SOURCE TEXT:
>> begin
Tuesday, January 4, 2011

Mancation 2011: Mancation Unplugged

Jackals, wise frum your gwabe. Y'all been skrimptastic, sleepy ass jackals. You just had a week or more to jackalize yourselves for a new calendar year and if you used all of that time to get awesome, you're on the right track.


So check it, BD2 is multiplying exponentially up in the Garden State. He's had to keep his jackalness to a low howl and that takes a toll on a ninja. Rusty T. Bonez played host to some jackals and that was some real shit, although Head decided he was a little too cool for school. Shote Sleeves, good lookin' out. Way to rep South Cakalacky fo' a jackal. For being nearly silent, Rusty's boy Lucas keeps it kind of jackal. Then there was billhicksmostfunny, whew. That cracka done drove a fucking continent to represent. "How long did it take you, billhicksmostfunny?" bhmf replied, "'bout 3 or 4 days." 3 or 4 days?!? What the fuck? Who drives for days on end? That's a crazy cracka.
>> end
DATA SHOWN:
>> begin
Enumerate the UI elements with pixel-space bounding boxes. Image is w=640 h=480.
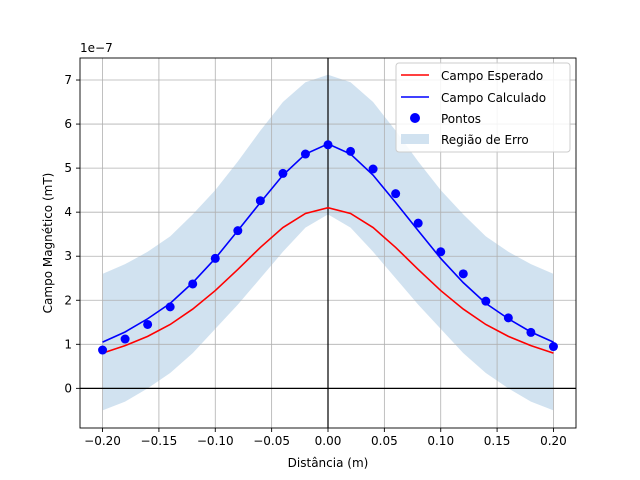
>> end
Repeat the passage from the Mancation 2011 post, starting with "Mancation 2011: Mancation" and going on through "the right track.".

Mancation 2011: Mancation Unplugged

Jackals, wise frum your gwabe. Y'all been skrimptastic, sleepy ass jackals. You just had a week or more to jackalize yourselves for a new calendar year and if you used all of that time to get awesome, you're on the right track.